PAGE
Exhibit 10.7
EMPLOYMENT AGREEMENT
This Employment Agreement (this
“Agreement”) is made effective as of August 28,
2008, by and between STERLING FINANCIAL CORPORATION
(“Sterling”) and J. GREGORY SEIBLY (the
“Executive”).
W I T N E S S E T H :
WHEREAS, the Executive is an Officer
of Sterling’s wholly-owned subsidiary Sterling Savings Bank
(the “Bank”), and Sterling desires to retain the
Executive and the Executive is willing to continue to serve in such
capacities on the terms and conditions herein set forth;
and
WHEREAS, the parties desire to enter
into this Agreement, which is intended to supersede any existing
employment agreement between the parties;
NOW THEREFORE, in consideration of
the mutual covenants herein contained, and other good and valuable
consideration, the receipt and sufficiency of which is hereby
acknowledged, the parties hereto hereby agree as
follows:
1. Employment . Sterling
agrees to continue to employ the Executive, and the Executive
agrees to continue to be employed by Sterling, upon the terms and
conditions hereinafter provided.
2. Position and Duties .

DATA LINES
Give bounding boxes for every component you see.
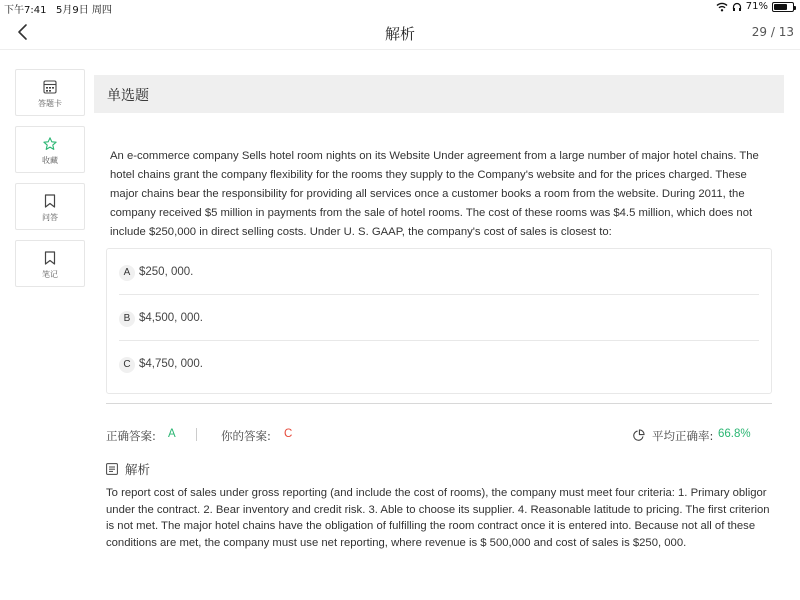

THE EXERCISE
Please continue the Sterling employment agreement by writing out the Position and Duties section, whose heading is the last line given.

TASK RESPONSE
Sterling agrees to employ the Executive to serve as the Chief
Production Executive of the Bank, and the Executive will have such
powers and duties as are commensurate with such position and as may
be conferred upon him or her by the Board of Directors of Sterling
(the “Board”) or the Board of Directors of the Bank.
Executive shall faithfully perform such duties and shall do nothing
inconsistent with his or her duties to Sterling and the Bank.
Except for illness or incapacity and reasonable vacation periods as
shall be consistent with Sterling and the Bank’s policies for
senior officers, the Executive shall devote all of his or her
business time, attention, skill and efforts exclusively to the
business and affairs of Sterling and its subsidiaries.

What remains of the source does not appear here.